Omit all images, then return the remaining material exactly as it stands.

(Recorded data)
• • • • • • •
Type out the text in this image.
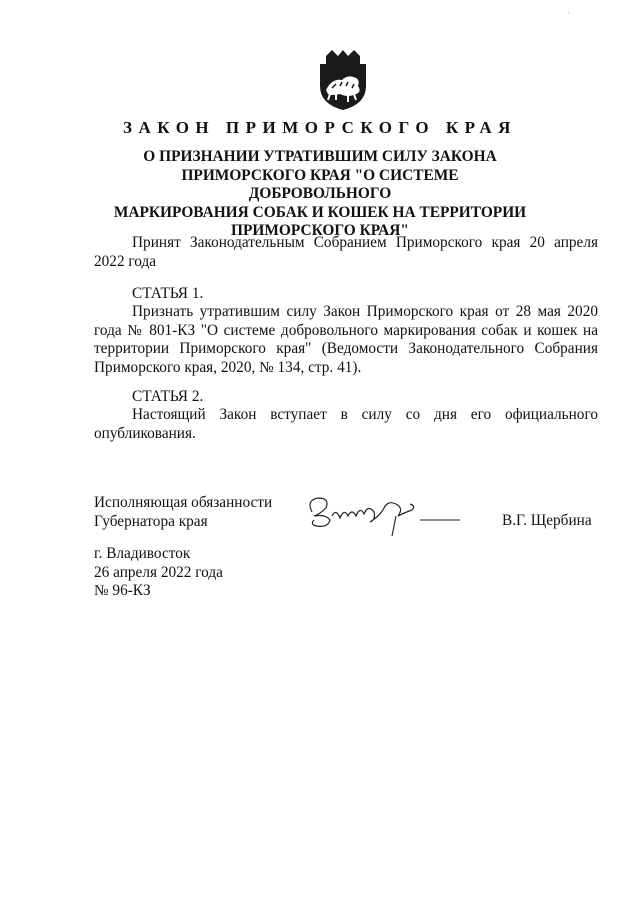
'
ЗАКОН ПРИМОРСКОГО КРАЯ
О ПРИЗНАНИИ УТРАТИВШИМ СИЛУ ЗАКОНА
ПРИМОРСКОГО КРАЯ "О СИСТЕМЕ ДОБРОВОЛЬНОГО
МАРКИРОВАНИЯ СОБАК И КОШЕК НА ТЕРРИТОРИИ
ПРИМОРСКОГО КРАЯ"
Принят Законодательным Собранием Приморского края 20 апреля 2022 года
СТАТЬЯ 1.
Признать утратившим силу Закон Приморского края от 28 мая 2020 года № 801-КЗ "О системе добровольного маркирования собак и кошек на территории Приморского края" (Ведомости Законодательного Собрания Приморского края, 2020, № 134, стр. 41).
СТАТЬЯ 2.
Настоящий Закон вступает в силу со дня его официального опубликования.
Исполняющая обязанности
Губернатора края	В.Г. Щербина
г. Владивосток
26 апреля 2022 года
№ 96-КЗ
• • • • • • •
## WRITTEN SOLUTION
Type out the text in this image.
'
ЗАКОН ПРИМОРСКОГО КРАЯ
О ПРИЗНАНИИ УТРАТИВШИМ СИЛУ ЗАКОНА
ПРИМОРСКОГО КРАЯ "О СИСТЕМЕ ДОБРОВОЛЬНОГО
МАРКИРОВАНИЯ СОБАК И КОШЕК НА ТЕРРИТОРИИ
ПРИМОРСКОГО КРАЯ"
Принят Законодательным Собранием Приморского края 20 апреля 2022 года
СТАТЬЯ 1.
Признать утратившим силу Закон Приморского края от 28 мая 2020 года № 801-КЗ "О системе добровольного маркирования собак и кошек на территории Приморского края" (Ведомости Законодательного Собрания Приморского края, 2020, № 134, стр. 41).
СТАТЬЯ 2.
Настоящий Закон вступает в силу со дня его официального опубликования.
Исполняющая обязанности
Губернатора края	В.Г. Щербина
г. Владивосток
26 апреля 2022 года
№ 96-КЗ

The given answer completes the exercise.